◆ THE EXERCISE ◆
Work out how many lines hold the string "pitag". The answer is a single number, nothing more.

◆ RECORDS FOR THE EXERCISE ◆
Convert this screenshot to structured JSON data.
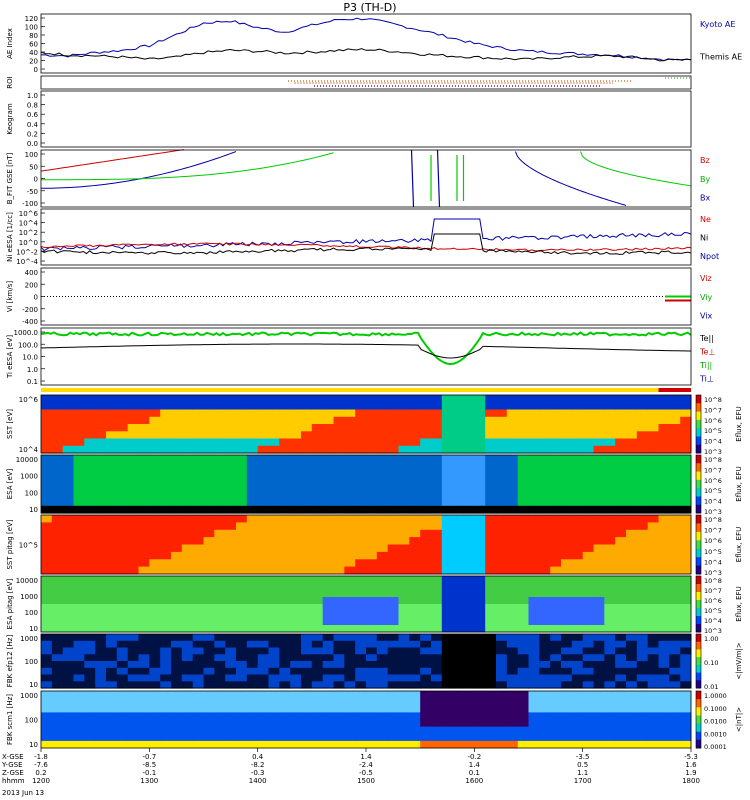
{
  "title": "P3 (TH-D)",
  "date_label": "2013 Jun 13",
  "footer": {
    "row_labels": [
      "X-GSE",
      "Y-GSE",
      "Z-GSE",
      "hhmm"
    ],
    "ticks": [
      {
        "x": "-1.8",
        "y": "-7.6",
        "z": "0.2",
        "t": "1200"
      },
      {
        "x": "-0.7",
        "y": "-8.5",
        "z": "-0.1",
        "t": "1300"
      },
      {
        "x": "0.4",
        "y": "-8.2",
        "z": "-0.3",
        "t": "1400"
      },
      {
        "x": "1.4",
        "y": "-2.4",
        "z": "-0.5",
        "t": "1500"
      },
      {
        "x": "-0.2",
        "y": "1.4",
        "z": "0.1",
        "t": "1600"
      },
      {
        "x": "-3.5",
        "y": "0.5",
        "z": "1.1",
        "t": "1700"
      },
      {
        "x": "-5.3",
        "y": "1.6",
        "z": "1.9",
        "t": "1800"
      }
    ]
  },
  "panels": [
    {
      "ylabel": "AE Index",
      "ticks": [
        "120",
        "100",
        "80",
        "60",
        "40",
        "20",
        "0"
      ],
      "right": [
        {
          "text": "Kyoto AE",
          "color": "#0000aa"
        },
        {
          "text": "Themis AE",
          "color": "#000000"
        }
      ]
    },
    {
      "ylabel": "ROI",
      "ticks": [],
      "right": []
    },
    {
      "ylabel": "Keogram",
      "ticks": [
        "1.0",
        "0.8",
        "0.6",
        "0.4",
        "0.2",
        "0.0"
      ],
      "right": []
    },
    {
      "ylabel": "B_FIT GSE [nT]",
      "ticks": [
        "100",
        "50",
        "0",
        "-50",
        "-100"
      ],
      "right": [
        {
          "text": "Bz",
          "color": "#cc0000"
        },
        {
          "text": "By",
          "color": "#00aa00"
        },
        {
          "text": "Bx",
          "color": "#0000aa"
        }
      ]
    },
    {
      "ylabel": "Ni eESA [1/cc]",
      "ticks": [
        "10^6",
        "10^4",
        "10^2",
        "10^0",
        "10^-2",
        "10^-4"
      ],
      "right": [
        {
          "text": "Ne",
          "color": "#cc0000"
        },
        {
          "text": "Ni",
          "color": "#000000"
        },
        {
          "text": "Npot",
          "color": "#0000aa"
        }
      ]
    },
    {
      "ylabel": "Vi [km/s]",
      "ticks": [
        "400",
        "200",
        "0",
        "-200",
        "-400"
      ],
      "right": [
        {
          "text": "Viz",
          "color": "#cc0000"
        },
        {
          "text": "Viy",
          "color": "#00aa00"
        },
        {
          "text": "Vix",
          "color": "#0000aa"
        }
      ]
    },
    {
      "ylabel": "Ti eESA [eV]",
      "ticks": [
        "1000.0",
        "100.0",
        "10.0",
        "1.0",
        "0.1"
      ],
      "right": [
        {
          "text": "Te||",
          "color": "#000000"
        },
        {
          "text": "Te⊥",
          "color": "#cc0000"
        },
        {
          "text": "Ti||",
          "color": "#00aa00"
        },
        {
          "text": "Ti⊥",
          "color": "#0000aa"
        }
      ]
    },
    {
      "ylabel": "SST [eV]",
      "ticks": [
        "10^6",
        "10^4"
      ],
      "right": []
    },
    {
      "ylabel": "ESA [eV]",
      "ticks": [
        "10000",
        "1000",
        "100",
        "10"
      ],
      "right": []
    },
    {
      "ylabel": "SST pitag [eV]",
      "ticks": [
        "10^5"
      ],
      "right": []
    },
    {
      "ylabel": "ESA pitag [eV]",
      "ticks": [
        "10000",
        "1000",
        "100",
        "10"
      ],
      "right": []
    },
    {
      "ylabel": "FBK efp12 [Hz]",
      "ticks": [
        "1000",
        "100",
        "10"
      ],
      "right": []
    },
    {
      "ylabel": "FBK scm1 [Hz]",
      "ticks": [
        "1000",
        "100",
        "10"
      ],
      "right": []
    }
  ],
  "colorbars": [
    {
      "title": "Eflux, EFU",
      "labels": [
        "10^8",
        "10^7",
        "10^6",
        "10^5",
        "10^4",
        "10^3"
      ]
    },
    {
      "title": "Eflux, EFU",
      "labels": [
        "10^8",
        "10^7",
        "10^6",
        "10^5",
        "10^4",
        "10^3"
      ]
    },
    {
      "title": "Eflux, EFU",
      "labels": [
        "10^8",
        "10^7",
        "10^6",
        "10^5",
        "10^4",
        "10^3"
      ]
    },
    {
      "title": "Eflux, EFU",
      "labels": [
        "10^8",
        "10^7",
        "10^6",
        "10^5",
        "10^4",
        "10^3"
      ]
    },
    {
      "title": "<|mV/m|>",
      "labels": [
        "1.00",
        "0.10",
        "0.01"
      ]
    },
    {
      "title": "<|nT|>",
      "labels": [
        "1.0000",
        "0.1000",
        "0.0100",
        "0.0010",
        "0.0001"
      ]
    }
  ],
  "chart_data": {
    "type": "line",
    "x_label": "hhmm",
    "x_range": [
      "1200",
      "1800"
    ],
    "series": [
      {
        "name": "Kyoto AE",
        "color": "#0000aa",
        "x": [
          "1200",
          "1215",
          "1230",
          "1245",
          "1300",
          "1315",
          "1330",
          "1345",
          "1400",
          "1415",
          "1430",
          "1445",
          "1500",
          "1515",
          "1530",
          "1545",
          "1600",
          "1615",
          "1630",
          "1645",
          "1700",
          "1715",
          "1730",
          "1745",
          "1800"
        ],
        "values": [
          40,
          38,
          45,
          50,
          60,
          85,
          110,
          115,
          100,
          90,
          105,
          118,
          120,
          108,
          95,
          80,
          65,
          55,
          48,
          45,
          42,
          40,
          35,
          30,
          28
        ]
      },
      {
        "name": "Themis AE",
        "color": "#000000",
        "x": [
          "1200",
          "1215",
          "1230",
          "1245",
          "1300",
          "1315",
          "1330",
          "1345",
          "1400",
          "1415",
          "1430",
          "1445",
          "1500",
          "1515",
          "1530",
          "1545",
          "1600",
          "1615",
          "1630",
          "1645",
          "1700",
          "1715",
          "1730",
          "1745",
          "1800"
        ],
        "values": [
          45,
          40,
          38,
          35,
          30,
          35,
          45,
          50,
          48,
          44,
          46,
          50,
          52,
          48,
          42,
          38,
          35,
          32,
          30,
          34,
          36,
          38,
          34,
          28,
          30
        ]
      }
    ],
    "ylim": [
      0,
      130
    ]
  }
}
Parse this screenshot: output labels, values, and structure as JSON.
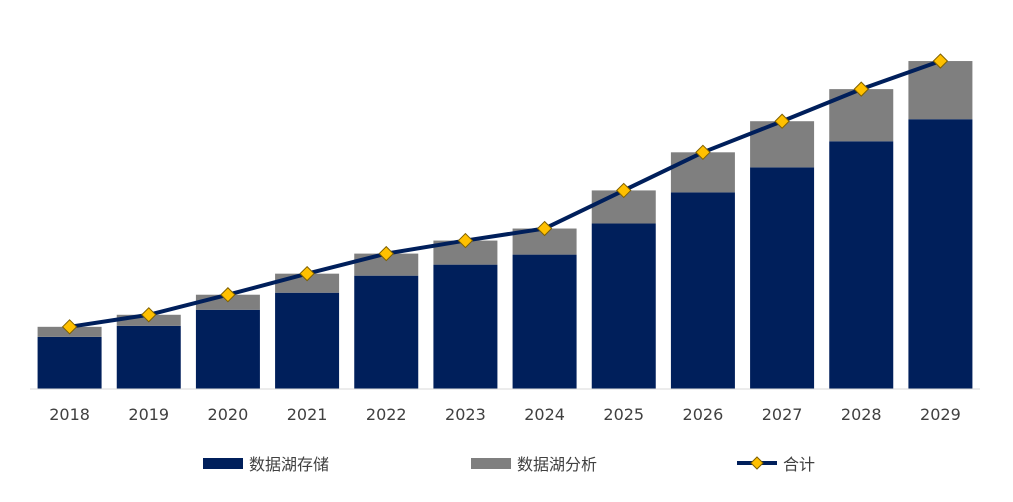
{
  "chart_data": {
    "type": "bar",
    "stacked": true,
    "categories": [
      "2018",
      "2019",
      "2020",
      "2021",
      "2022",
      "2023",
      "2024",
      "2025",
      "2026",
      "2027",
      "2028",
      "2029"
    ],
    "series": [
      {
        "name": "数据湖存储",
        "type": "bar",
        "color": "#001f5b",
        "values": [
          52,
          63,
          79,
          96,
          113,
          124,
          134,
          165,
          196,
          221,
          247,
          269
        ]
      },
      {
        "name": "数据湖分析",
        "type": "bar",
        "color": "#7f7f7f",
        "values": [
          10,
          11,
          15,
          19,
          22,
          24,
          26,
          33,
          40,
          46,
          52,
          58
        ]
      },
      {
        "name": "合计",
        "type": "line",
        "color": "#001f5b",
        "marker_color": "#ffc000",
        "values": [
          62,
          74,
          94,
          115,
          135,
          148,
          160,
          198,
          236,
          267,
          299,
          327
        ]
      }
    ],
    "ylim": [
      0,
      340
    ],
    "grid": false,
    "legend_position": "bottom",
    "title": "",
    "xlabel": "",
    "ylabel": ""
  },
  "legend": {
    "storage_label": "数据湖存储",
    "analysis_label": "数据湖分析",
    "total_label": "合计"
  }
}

◆ WORKED SOLUTION ◆
2